= California Kickers =

Californian soccer (football) team

The California Kickers were an American soccer club based in Hollywood, California. They joined the Western Soccer Alliance in 1986. They initially played as Hollywood Kickers before changing their name for the following season. In 1990, the team name was changed again, becoming the California Emperors when they joined the American Professional Soccer League. After the 1991 season, the team left the league to become an amateur club.

- - -

** Stated goal **
Pick up the piece on the California Kickers soccer club after its last sentence and keep writing it.

** Given information **
- - -

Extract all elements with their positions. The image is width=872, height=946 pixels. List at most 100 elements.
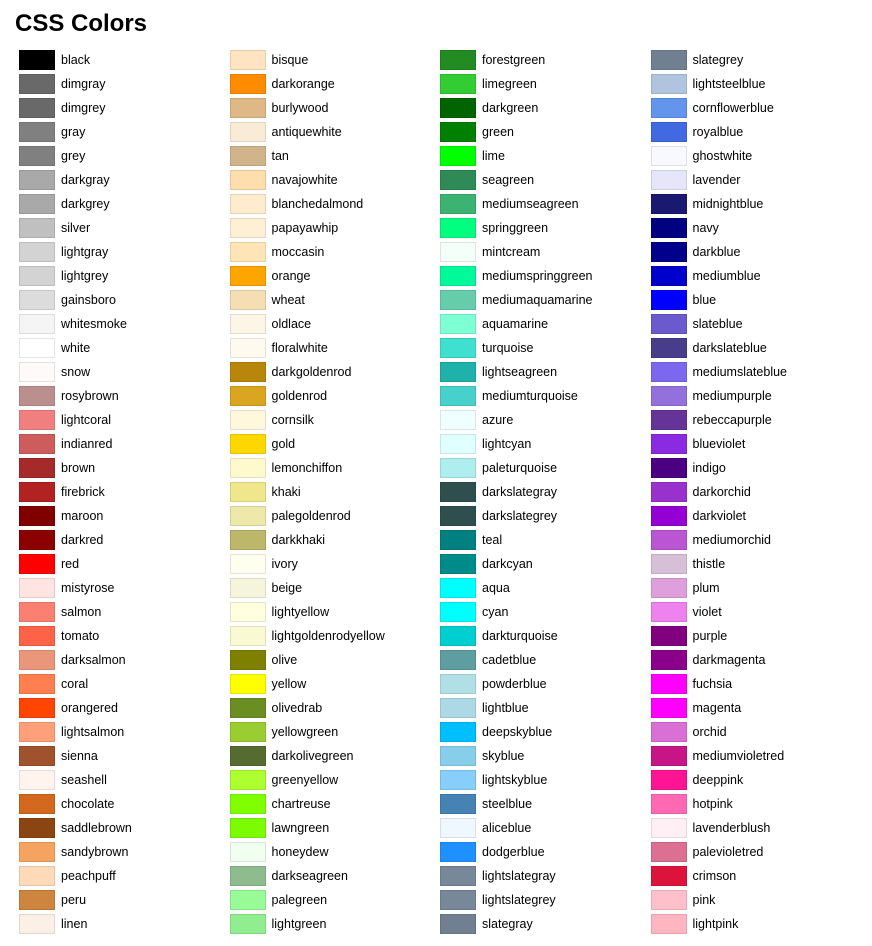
color-name: lightgreen [272,917,327,931]
color-name: darkgrey [61,197,110,211]
color-swatch [651,530,687,550]
color-name: paleturquoise [482,461,557,475]
color-item: orange [226,264,437,288]
color-swatch [230,530,266,550]
color-name: papayawhip [272,221,339,235]
color-swatch [19,458,55,478]
color-swatch [440,386,476,406]
color-item: seashell [15,768,226,792]
color-swatch [19,386,55,406]
color-swatch [230,146,266,166]
color-swatch [440,650,476,670]
color-item: mediumslateblue [647,360,858,384]
color-name: grey [61,149,85,163]
color-item: blueviolet [647,432,858,456]
color-swatch [440,314,476,334]
color-name: indigo [693,461,726,475]
color-item: beige [226,576,437,600]
color-item: blue [647,288,858,312]
color-item: limegreen [436,72,647,96]
color-name: navy [693,221,719,235]
color-item: floralwhite [226,336,437,360]
color-name: darkgreen [482,101,538,115]
color-item: grey [15,144,226,168]
color-item: coral [15,672,226,696]
color-item: rosybrown [15,384,226,408]
color-swatch [651,506,687,526]
color-name: springgreen [482,221,548,235]
color-swatch [651,194,687,214]
color-name: palevioletred [693,845,764,859]
color-item: dimgrey [15,96,226,120]
color-item: lightskyblue [436,768,647,792]
color-item: khaki [226,480,437,504]
color-swatch [440,74,476,94]
color-swatch [440,674,476,694]
color-item: chartreuse [226,792,437,816]
color-name: beige [272,581,303,595]
color-swatch [651,242,687,262]
color-name: mediumblue [693,269,761,283]
color-item: slateblue [647,312,858,336]
color-name: peachpuff [61,869,116,883]
color-swatch [19,626,55,646]
color-swatch [19,218,55,238]
color-item: silver [15,216,226,240]
page-title: CSS Colors [15,10,857,38]
color-swatch [440,722,476,742]
color-name: yellow [272,677,307,691]
color-swatch [440,746,476,766]
color-item: fuchsia [647,672,858,696]
color-item: papayawhip [226,216,437,240]
color-name: darkseagreen [272,869,348,883]
color-swatch [230,386,266,406]
color-name: cornflowerblue [693,101,774,115]
color-name: black [61,53,90,67]
color-name: mediumturquoise [482,389,578,403]
color-name: lawngreen [272,821,330,835]
color-item: peachpuff [15,864,226,888]
color-swatch [230,842,266,862]
color-name: deeppink [693,773,744,787]
color-name: slategray [482,917,533,931]
color-item: oldlace [226,312,437,336]
color-swatch [19,794,55,814]
color-item: slategray [436,912,647,936]
color-item: lavender [647,168,858,192]
color-item: darkslateblue [647,336,858,360]
color-swatch [230,242,266,262]
color-swatch [651,122,687,142]
color-item: snow [15,360,226,384]
color-name: darksalmon [61,653,126,667]
color-swatch [19,314,55,334]
color-name: yellowgreen [272,725,339,739]
color-swatch [440,890,476,910]
color-name: lightslategrey [482,893,556,907]
color-item: lightsteelblue [647,72,858,96]
color-item: purple [647,624,858,648]
color-name: chartreuse [272,797,331,811]
color-swatch [19,410,55,430]
color-item: chocolate [15,792,226,816]
color-swatch [19,266,55,286]
color-name: midnightblue [693,197,764,211]
color-name: ghostwhite [693,149,753,163]
color-swatch [440,122,476,142]
color-name: thistle [693,557,726,571]
color-swatch [440,698,476,718]
color-swatch [230,674,266,694]
color-swatch [19,74,55,94]
color-swatch [19,602,55,622]
color-swatch [19,170,55,190]
color-name: lightyellow [272,605,330,619]
color-swatch [230,890,266,910]
color-name: lavenderblush [693,821,771,835]
color-name: powderblue [482,677,547,691]
color-item: lightcyan [436,432,647,456]
color-swatch [19,50,55,70]
color-swatch [19,842,55,862]
color-item: cadetblue [436,648,647,672]
color-name: brown [61,461,95,475]
color-name: lightgray [61,245,108,259]
color-swatch [651,554,687,574]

- - -

** Result **
== History ==
In 1986 the first year the Kickers held open tryouts for the highest adult level players along with Collegiate players looking to play professional soccer, which was scarce once NASL folded their teams. On this first roster, there were standout local plays like: Martín Vásquez (Cal State LA and former indoor player for LA Lazers), Alberto Bru (Cal State LA player), Steve Singleman (Cal State LA), and Mike Page (Cal State LA), Mike Getchel (UCLA), Paul Krumpe (UCLA), Steve Ledezzma (Simi Valley High School), Rudy Ybarra (Former LA Aztecs and Santa Barbara), Armando Ceja (Cal State LA), Daniel Behrendt (UC Berkeley), Brian Myrdal (Mt. San Antonio) Getulio (Brazilian International player, São Paulo Brazil) Short season and no playoffs the Hollywood Kickers played consistently to win the first title of the Western Soccer Alliance expansion.

Their home field was Tom Bradley Stadium at Birmingham High in Van Nuys, California. Their general manager and coach was Dieter Hochheimer, who had played football professionally in West Germany.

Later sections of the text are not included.